## The problem
Copy out all the data, word for word.
── Data supplied
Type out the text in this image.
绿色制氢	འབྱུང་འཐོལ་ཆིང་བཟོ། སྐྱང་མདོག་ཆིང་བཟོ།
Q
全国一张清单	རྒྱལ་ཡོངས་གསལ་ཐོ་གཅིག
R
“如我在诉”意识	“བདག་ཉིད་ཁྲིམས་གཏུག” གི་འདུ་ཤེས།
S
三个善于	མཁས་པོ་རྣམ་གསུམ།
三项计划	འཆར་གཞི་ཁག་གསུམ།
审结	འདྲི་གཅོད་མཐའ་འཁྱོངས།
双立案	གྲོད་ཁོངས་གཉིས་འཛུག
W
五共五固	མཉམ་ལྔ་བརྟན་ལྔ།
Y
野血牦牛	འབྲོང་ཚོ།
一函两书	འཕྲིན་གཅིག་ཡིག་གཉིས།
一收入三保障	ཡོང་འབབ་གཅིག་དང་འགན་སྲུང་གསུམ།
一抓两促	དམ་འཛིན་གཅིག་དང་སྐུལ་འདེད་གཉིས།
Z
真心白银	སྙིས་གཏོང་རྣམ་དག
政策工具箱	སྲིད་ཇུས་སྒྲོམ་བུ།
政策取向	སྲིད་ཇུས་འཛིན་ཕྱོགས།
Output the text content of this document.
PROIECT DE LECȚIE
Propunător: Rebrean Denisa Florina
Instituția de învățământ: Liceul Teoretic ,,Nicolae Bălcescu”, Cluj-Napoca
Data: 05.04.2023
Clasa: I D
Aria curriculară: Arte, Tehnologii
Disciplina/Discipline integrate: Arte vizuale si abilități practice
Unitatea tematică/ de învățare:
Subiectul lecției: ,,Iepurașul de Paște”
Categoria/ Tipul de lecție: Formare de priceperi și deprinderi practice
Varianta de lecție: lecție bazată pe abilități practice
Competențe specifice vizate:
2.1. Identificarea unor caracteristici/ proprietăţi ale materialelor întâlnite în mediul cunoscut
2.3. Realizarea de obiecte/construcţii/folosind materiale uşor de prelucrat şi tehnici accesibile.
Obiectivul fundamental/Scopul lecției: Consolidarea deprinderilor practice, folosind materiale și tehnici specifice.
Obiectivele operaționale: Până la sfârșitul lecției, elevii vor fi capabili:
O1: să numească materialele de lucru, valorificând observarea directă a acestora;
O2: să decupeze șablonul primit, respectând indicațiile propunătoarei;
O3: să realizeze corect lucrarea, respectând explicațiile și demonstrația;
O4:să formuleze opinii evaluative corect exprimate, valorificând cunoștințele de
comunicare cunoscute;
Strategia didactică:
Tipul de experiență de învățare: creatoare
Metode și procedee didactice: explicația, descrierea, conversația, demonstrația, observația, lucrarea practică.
────
## Output for this exercise
Type out the text in this image.
绿色制氢	འབྱུང་འཐོལ་ཆིང་བཟོ། སྐྱང་མདོག་ཆིང་བཟོ།
Q
全国一张清单	རྒྱལ་ཡོངས་གསལ་ཐོ་གཅིག
R
“如我在诉”意识	“བདག་ཉིད་ཁྲིམས་གཏུག” གི་འདུ་ཤེས།
S
三个善于	མཁས་པོ་རྣམ་གསུམ།
三项计划	འཆར་གཞི་ཁག་གསུམ།
审结	འདྲི་གཅོད་མཐའ་འཁྱོངས།
双立案	གྲོད་ཁོངས་གཉིས་འཛུག
W
五共五固	མཉམ་ལྔ་བརྟན་ལྔ།
Y
野血牦牛	འབྲོང་ཚོ།
一函两书	འཕྲིན་གཅིག་ཡིག་གཉིས།
一收入三保障	ཡོང་འབབ་གཅིག་དང་འགན་སྲུང་གསུམ།
一抓两促	དམ་འཛིན་གཅིག་དང་སྐུལ་འདེད་གཉིས།
Z
真心白银	སྙིས་གཏོང་རྣམ་དག
政策工具箱	སྲིད་ཇུས་སྒྲོམ་བུ།
政策取向	སྲིད་ཇུས་འཛིན་ཕྱོགས།
Output the text content of this document.
PROIECT DE LECȚIE
Propunător: Rebrean Denisa Florina
Instituția de învățământ: Liceul Teoretic ,,Nicolae Bălcescu”, Cluj-Napoca
Data: 05.04.2023
Clasa: I D
Aria curriculară: Arte, Tehnologii
Disciplina/Discipline integrate: Arte vizuale si abilități practice
Unitatea tematică/ de învățare:
Subiectul lecției: ,,Iepurașul de Paște”
Categoria/ Tipul de lecție: Formare de priceperi și deprinderi practice
Varianta de lecție: lecție bazată pe abilități practice
Competențe specifice vizate:
2.1. Identificarea unor caracteristici/ proprietăţi ale materialelor întâlnite în mediul cunoscut
2.3. Realizarea de obiecte/construcţii/folosind materiale uşor de prelucrat şi tehnici accesibile.
Obiectivul fundamental/Scopul lecției: Consolidarea deprinderilor practice, folosind materiale și tehnici specifice.
Obiectivele operaționale: Până la sfârșitul lecției, elevii vor fi capabili:
O1: să numească materialele de lucru, valorificând observarea directă a acestora;
O2: să decupeze șablonul primit, respectând indicațiile propunătoarei;
O3: să realizeze corect lucrarea, respectând explicațiile și demonstrația;
O4:să formuleze opinii evaluative corect exprimate, valorificând cunoștințele de
comunicare cunoscute;
Strategia didactică:
Tipul de experiență de învățare: creatoare
Metode și procedee didactice: explicația, descrierea, conversația, demonstrația, observația, lucrarea practică.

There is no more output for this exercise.